TASK INSTRUCTIONS: Leave out the pictures and copy each record below exactly.

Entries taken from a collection
Begin

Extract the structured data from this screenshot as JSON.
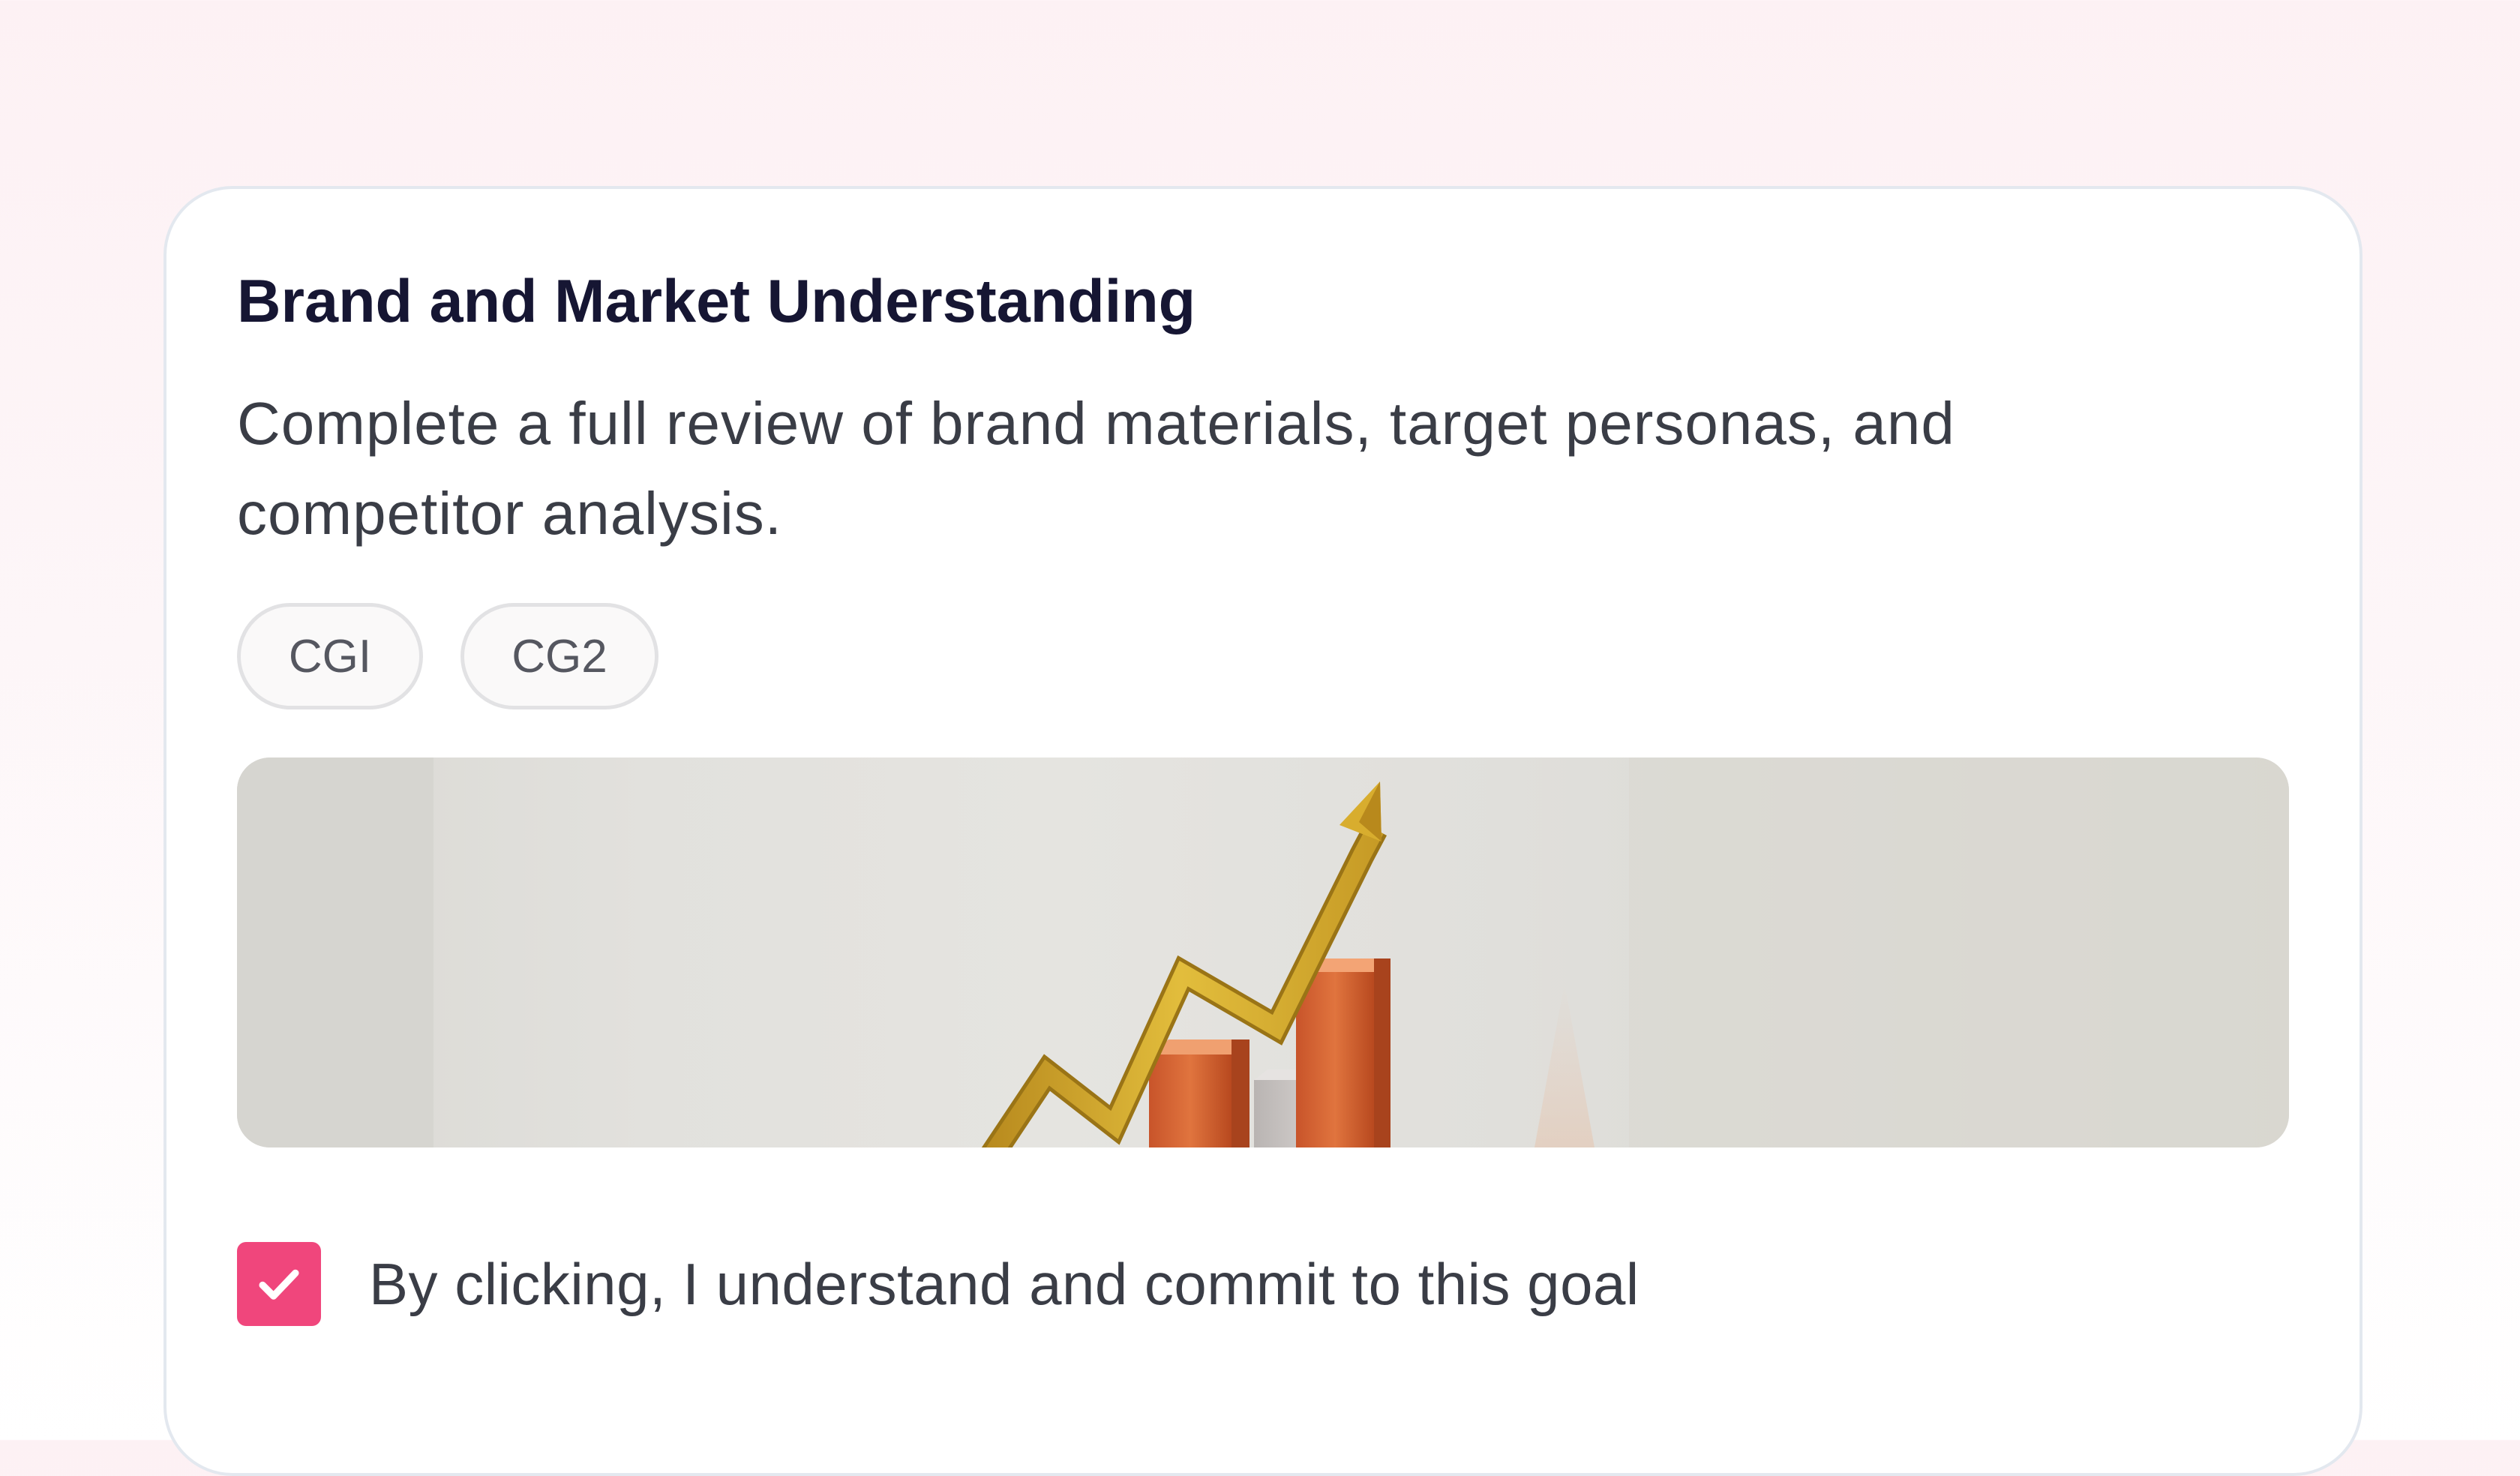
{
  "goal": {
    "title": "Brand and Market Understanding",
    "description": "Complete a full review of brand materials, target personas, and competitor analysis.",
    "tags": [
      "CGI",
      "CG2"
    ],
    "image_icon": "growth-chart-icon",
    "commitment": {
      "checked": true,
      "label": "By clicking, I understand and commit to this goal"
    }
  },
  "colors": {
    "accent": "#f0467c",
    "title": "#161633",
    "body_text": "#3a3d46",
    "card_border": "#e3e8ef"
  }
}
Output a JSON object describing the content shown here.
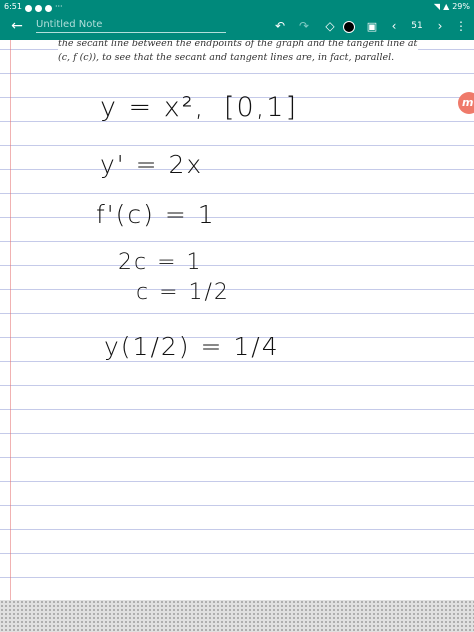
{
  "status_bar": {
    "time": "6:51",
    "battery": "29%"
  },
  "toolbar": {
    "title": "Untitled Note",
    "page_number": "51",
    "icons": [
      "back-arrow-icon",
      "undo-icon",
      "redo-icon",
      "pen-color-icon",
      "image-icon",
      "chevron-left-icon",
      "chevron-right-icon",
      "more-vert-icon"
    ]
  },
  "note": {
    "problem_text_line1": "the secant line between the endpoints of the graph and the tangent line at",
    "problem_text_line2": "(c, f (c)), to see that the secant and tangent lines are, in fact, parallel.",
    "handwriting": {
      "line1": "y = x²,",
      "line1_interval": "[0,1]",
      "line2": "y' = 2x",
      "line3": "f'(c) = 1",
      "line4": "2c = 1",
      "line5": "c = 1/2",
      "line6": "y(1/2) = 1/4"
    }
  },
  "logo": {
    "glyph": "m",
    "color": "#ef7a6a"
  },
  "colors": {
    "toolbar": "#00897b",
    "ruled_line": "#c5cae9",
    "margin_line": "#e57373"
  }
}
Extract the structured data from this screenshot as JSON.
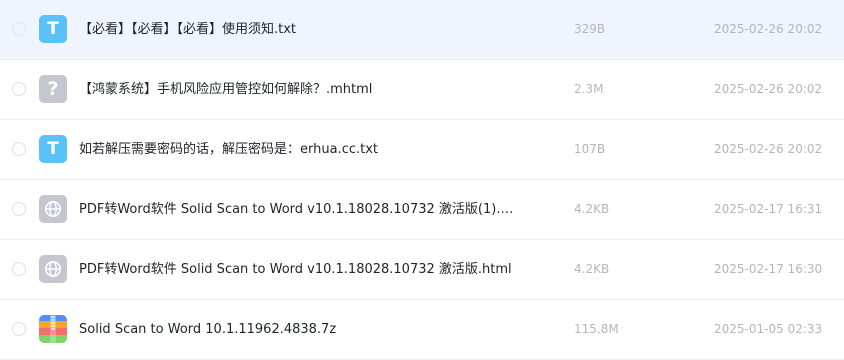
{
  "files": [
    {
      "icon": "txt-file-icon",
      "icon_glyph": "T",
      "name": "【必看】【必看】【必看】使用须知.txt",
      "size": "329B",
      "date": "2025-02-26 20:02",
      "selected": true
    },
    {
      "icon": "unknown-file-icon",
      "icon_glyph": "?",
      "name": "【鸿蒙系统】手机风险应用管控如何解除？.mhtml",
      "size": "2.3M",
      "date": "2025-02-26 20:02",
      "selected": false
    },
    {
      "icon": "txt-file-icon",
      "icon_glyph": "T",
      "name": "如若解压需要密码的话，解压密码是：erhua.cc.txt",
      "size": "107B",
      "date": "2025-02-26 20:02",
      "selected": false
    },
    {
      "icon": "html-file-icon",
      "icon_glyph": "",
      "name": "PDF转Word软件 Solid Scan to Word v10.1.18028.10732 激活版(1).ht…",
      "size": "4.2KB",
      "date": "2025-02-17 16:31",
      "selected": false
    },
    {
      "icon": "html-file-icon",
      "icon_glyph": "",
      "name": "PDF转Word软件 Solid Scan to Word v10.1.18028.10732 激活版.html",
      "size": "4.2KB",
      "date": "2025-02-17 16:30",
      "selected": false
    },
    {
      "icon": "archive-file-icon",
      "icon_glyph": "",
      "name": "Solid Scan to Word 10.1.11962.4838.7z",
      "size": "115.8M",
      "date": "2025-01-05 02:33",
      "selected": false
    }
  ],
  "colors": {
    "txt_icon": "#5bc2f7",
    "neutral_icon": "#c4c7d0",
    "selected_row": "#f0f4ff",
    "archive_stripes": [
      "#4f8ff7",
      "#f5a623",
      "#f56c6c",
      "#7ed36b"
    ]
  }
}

End

ANSWER TO THIS PROBLEM:
Extract the structured data from this screenshot as JSON.
{
  "goal": {
    "title": "Brand and Market Understanding",
    "description": "Complete a full review of brand materials, target personas, and competitor analysis.",
    "tags": [
      "CGI",
      "CG2"
    ],
    "image_icon": "growth-chart-icon",
    "commitment": {
      "checked": true,
      "label": "By clicking, I understand and commit to this goal"
    }
  },
  "colors": {
    "accent": "#f0467c",
    "title": "#161633",
    "body_text": "#3a3d46",
    "card_border": "#e3e8ef"
  }
}
Output a JSON object describing the content shown here.
{
  "status_bar": {
    "time": "6:51",
    "battery": "29%"
  },
  "toolbar": {
    "title": "Untitled Note",
    "page_number": "51",
    "icons": [
      "back-arrow-icon",
      "undo-icon",
      "redo-icon",
      "pen-color-icon",
      "image-icon",
      "chevron-left-icon",
      "chevron-right-icon",
      "more-vert-icon"
    ]
  },
  "note": {
    "problem_text_line1": "the secant line between the endpoints of the graph and the tangent line at",
    "problem_text_line2": "(c, f (c)), to see that the secant and tangent lines are, in fact, parallel.",
    "handwriting": {
      "line1": "y = x²,",
      "line1_interval": "[0,1]",
      "line2": "y' = 2x",
      "line3": "f'(c) = 1",
      "line4": "2c = 1",
      "line5": "c = 1/2",
      "line6": "y(1/2) = 1/4"
    }
  },
  "logo": {
    "glyph": "m",
    "color": "#ef7a6a"
  },
  "colors": {
    "toolbar": "#00897b",
    "ruled_line": "#c5cae9",
    "margin_line": "#e57373"
  }
}
Extract the structured data from this screenshot as JSON.
{
  "files": [
    {
      "icon": "txt-file-icon",
      "icon_glyph": "T",
      "name": "【必看】【必看】【必看】使用须知.txt",
      "size": "329B",
      "date": "2025-02-26 20:02",
      "selected": true
    },
    {
      "icon": "unknown-file-icon",
      "icon_glyph": "?",
      "name": "【鸿蒙系统】手机风险应用管控如何解除？.mhtml",
      "size": "2.3M",
      "date": "2025-02-26 20:02",
      "selected": false
    },
    {
      "icon": "txt-file-icon",
      "icon_glyph": "T",
      "name": "如若解压需要密码的话，解压密码是：erhua.cc.txt",
      "size": "107B",
      "date": "2025-02-26 20:02",
      "selected": false
    },
    {
      "icon": "html-file-icon",
      "icon_glyph": "",
      "name": "PDF转Word软件 Solid Scan to Word v10.1.18028.10732 激活版(1).ht…",
      "size": "4.2KB",
      "date": "2025-02-17 16:31",
      "selected": false
    },
    {
      "icon": "html-file-icon",
      "icon_glyph": "",
      "name": "PDF转Word软件 Solid Scan to Word v10.1.18028.10732 激活版.html",
      "size": "4.2KB",
      "date": "2025-02-17 16:30",
      "selected": false
    },
    {
      "icon": "archive-file-icon",
      "icon_glyph": "",
      "name": "Solid Scan to Word 10.1.11962.4838.7z",
      "size": "115.8M",
      "date": "2025-01-05 02:33",
      "selected": false
    }
  ],
  "colors": {
    "txt_icon": "#5bc2f7",
    "neutral_icon": "#c4c7d0",
    "selected_row": "#f0f4ff",
    "archive_stripes": [
      "#4f8ff7",
      "#f5a623",
      "#f56c6c",
      "#7ed36b"
    ]
  }
}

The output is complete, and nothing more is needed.